Exercise instructions: An exact copy of every record is needed.

Figure collection entries:

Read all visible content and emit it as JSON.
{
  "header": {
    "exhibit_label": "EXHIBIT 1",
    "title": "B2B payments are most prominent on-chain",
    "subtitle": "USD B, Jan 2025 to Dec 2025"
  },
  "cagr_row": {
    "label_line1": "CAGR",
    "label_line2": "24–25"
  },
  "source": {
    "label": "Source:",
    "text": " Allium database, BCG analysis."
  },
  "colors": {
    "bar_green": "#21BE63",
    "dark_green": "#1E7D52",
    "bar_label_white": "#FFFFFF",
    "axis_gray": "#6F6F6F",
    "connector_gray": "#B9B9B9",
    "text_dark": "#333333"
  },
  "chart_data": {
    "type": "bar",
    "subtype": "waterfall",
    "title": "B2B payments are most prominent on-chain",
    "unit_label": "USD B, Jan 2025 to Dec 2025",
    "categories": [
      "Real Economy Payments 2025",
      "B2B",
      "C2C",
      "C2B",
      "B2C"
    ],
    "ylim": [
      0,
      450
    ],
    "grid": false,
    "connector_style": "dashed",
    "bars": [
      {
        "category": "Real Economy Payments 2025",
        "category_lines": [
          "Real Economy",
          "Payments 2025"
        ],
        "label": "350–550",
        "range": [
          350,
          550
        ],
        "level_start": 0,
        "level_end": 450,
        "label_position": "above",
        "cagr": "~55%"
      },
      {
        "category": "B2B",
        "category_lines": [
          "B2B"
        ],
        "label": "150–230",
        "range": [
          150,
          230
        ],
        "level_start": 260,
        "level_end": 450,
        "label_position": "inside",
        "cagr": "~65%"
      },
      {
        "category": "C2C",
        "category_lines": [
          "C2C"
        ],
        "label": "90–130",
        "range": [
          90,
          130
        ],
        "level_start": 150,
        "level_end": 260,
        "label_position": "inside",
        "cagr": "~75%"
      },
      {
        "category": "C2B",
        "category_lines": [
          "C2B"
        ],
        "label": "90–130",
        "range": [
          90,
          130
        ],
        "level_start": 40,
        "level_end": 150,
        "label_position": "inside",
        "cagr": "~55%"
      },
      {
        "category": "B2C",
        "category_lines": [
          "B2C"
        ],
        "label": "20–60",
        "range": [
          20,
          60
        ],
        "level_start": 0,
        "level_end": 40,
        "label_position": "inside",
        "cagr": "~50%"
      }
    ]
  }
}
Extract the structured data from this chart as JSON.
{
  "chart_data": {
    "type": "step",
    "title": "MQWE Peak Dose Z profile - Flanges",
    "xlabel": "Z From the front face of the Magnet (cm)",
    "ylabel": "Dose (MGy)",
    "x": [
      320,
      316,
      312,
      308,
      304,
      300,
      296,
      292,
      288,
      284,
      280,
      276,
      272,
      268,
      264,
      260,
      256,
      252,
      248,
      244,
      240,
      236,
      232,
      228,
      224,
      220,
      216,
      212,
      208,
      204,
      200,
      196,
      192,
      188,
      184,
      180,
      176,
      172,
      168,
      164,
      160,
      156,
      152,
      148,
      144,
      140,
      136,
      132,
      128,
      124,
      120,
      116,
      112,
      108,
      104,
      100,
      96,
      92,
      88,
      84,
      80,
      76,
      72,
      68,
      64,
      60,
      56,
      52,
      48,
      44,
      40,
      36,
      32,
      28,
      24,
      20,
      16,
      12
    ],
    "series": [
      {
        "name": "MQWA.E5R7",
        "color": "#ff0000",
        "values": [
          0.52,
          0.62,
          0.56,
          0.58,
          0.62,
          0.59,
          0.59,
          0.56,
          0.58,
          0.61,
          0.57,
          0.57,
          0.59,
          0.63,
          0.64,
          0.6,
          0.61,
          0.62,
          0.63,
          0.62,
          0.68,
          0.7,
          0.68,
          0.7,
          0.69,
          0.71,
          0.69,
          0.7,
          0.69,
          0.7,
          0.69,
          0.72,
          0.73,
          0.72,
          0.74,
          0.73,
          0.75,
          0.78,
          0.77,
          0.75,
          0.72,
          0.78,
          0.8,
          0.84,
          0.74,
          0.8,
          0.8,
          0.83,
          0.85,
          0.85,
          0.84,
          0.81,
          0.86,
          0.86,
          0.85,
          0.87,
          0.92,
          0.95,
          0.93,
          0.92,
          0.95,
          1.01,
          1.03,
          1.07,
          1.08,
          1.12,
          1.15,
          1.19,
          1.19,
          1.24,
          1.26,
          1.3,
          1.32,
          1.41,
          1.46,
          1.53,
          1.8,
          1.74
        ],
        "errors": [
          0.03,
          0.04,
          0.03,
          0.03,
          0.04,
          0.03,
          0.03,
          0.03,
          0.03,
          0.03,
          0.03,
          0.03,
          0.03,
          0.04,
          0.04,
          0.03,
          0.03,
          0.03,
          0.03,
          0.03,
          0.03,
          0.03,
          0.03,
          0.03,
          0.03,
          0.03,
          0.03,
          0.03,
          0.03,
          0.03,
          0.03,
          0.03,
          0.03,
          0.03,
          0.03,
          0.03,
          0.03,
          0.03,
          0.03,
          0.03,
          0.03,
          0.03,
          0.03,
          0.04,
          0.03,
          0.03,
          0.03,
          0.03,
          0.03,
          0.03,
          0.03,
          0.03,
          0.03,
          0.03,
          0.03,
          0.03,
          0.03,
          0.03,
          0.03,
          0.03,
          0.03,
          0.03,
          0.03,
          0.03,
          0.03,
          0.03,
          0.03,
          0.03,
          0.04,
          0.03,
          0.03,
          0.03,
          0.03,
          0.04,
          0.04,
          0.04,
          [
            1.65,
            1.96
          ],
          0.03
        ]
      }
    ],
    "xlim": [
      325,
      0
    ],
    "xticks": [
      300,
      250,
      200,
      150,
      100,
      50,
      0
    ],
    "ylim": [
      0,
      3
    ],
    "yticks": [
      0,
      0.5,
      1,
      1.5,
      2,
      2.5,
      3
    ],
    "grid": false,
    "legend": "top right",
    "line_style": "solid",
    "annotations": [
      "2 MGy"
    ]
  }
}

Final result:
Read all visible content and emit it as JSON.
{
  "header": {
    "exhibit_label": "EXHIBIT 1",
    "title": "B2B payments are most prominent on-chain",
    "subtitle": "USD B, Jan 2025 to Dec 2025"
  },
  "cagr_row": {
    "label_line1": "CAGR",
    "label_line2": "24–25"
  },
  "source": {
    "label": "Source:",
    "text": " Allium database, BCG analysis."
  },
  "colors": {
    "bar_green": "#21BE63",
    "dark_green": "#1E7D52",
    "bar_label_white": "#FFFFFF",
    "axis_gray": "#6F6F6F",
    "connector_gray": "#B9B9B9",
    "text_dark": "#333333"
  },
  "chart_data": {
    "type": "bar",
    "subtype": "waterfall",
    "title": "B2B payments are most prominent on-chain",
    "unit_label": "USD B, Jan 2025 to Dec 2025",
    "categories": [
      "Real Economy Payments 2025",
      "B2B",
      "C2C",
      "C2B",
      "B2C"
    ],
    "ylim": [
      0,
      450
    ],
    "grid": false,
    "connector_style": "dashed",
    "bars": [
      {
        "category": "Real Economy Payments 2025",
        "category_lines": [
          "Real Economy",
          "Payments 2025"
        ],
        "label": "350–550",
        "range": [
          350,
          550
        ],
        "level_start": 0,
        "level_end": 450,
        "label_position": "above",
        "cagr": "~55%"
      },
      {
        "category": "B2B",
        "category_lines": [
          "B2B"
        ],
        "label": "150–230",
        "range": [
          150,
          230
        ],
        "level_start": 260,
        "level_end": 450,
        "label_position": "inside",
        "cagr": "~65%"
      },
      {
        "category": "C2C",
        "category_lines": [
          "C2C"
        ],
        "label": "90–130",
        "range": [
          90,
          130
        ],
        "level_start": 150,
        "level_end": 260,
        "label_position": "inside",
        "cagr": "~75%"
      },
      {
        "category": "C2B",
        "category_lines": [
          "C2B"
        ],
        "label": "90–130",
        "range": [
          90,
          130
        ],
        "level_start": 40,
        "level_end": 150,
        "label_position": "inside",
        "cagr": "~55%"
      },
      {
        "category": "B2C",
        "category_lines": [
          "B2C"
        ],
        "label": "20–60",
        "range": [
          20,
          60
        ],
        "level_start": 0,
        "level_end": 40,
        "label_position": "inside",
        "cagr": "~50%"
      }
    ]
  }
}
Extract the structured data from this chart as JSON.
{
  "chart_data": {
    "type": "step",
    "title": "MQWE Peak Dose Z profile - Flanges",
    "xlabel": "Z From the front face of the Magnet (cm)",
    "ylabel": "Dose (MGy)",
    "x": [
      320,
      316,
      312,
      308,
      304,
      300,
      296,
      292,
      288,
      284,
      280,
      276,
      272,
      268,
      264,
      260,
      256,
      252,
      248,
      244,
      240,
      236,
      232,
      228,
      224,
      220,
      216,
      212,
      208,
      204,
      200,
      196,
      192,
      188,
      184,
      180,
      176,
      172,
      168,
      164,
      160,
      156,
      152,
      148,
      144,
      140,
      136,
      132,
      128,
      124,
      120,
      116,
      112,
      108,
      104,
      100,
      96,
      92,
      88,
      84,
      80,
      76,
      72,
      68,
      64,
      60,
      56,
      52,
      48,
      44,
      40,
      36,
      32,
      28,
      24,
      20,
      16,
      12
    ],
    "series": [
      {
        "name": "MQWA.E5R7",
        "color": "#ff0000",
        "values": [
          0.52,
          0.62,
          0.56,
          0.58,
          0.62,
          0.59,
          0.59,
          0.56,
          0.58,
          0.61,
          0.57,
          0.57,
          0.59,
          0.63,
          0.64,
          0.6,
          0.61,
          0.62,
          0.63,
          0.62,
          0.68,
          0.7,
          0.68,
          0.7,
          0.69,
          0.71,
          0.69,
          0.7,
          0.69,
          0.7,
          0.69,
          0.72,
          0.73,
          0.72,
          0.74,
          0.73,
          0.75,
          0.78,
          0.77,
          0.75,
          0.72,
          0.78,
          0.8,
          0.84,
          0.74,
          0.8,
          0.8,
          0.83,
          0.85,
          0.85,
          0.84,
          0.81,
          0.86,
          0.86,
          0.85,
          0.87,
          0.92,
          0.95,
          0.93,
          0.92,
          0.95,
          1.01,
          1.03,
          1.07,
          1.08,
          1.12,
          1.15,
          1.19,
          1.19,
          1.24,
          1.26,
          1.3,
          1.32,
          1.41,
          1.46,
          1.53,
          1.8,
          1.74
        ],
        "errors": [
          0.03,
          0.04,
          0.03,
          0.03,
          0.04,
          0.03,
          0.03,
          0.03,
          0.03,
          0.03,
          0.03,
          0.03,
          0.03,
          0.04,
          0.04,
          0.03,
          0.03,
          0.03,
          0.03,
          0.03,
          0.03,
          0.03,
          0.03,
          0.03,
          0.03,
          0.03,
          0.03,
          0.03,
          0.03,
          0.03,
          0.03,
          0.03,
          0.03,
          0.03,
          0.03,
          0.03,
          0.03,
          0.03,
          0.03,
          0.03,
          0.03,
          0.03,
          0.03,
          0.04,
          0.03,
          0.03,
          0.03,
          0.03,
          0.03,
          0.03,
          0.03,
          0.03,
          0.03,
          0.03,
          0.03,
          0.03,
          0.03,
          0.03,
          0.03,
          0.03,
          0.03,
          0.03,
          0.03,
          0.03,
          0.03,
          0.03,
          0.03,
          0.03,
          0.04,
          0.03,
          0.03,
          0.03,
          0.03,
          0.04,
          0.04,
          0.04,
          [
            1.65,
            1.96
          ],
          0.03
        ]
      }
    ],
    "xlim": [
      325,
      0
    ],
    "xticks": [
      300,
      250,
      200,
      150,
      100,
      50,
      0
    ],
    "ylim": [
      0,
      3
    ],
    "yticks": [
      0,
      0.5,
      1,
      1.5,
      2,
      2.5,
      3
    ],
    "grid": false,
    "legend": "top right",
    "line_style": "solid",
    "annotations": [
      "2 MGy"
    ]
  }
}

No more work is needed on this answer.